▶ **Stated problem**:
Scan each line of the records for the word "color" and extract the ones that have it.

:: Listed records ::

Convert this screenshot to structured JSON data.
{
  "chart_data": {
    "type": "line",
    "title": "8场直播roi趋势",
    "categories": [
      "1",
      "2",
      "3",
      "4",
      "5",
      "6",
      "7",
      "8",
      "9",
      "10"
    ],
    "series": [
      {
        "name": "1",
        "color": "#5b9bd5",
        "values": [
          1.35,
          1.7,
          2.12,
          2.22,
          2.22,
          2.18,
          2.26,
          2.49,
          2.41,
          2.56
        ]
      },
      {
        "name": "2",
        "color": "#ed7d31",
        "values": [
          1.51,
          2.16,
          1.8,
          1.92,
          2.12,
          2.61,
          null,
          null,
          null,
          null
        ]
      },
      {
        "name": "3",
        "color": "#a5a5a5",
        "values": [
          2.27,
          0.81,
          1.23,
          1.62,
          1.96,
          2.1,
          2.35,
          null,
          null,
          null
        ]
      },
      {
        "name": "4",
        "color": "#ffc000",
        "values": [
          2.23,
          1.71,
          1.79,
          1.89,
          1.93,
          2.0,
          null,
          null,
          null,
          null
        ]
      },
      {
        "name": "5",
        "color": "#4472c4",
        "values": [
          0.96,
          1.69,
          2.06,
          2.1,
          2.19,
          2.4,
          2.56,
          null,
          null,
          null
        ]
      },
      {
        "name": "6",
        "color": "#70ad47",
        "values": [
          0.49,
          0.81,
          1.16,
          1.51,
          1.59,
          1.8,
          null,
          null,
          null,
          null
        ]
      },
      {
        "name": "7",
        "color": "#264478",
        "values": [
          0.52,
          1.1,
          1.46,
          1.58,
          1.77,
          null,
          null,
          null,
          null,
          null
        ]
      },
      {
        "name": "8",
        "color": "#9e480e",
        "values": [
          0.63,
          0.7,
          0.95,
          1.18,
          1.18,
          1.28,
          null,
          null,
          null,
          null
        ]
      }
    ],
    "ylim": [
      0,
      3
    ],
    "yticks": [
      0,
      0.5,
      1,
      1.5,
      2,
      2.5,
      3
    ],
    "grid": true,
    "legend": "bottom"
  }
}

:::

▶ **Response below**:
        "color": "#5b9bd5",
        "color": "#ed7d31",
        "color": "#a5a5a5",
        "color": "#ffc000",
        "color": "#4472c4",
        "color": "#70ad47",
        "color": "#264478",
        "color": "#9e480e",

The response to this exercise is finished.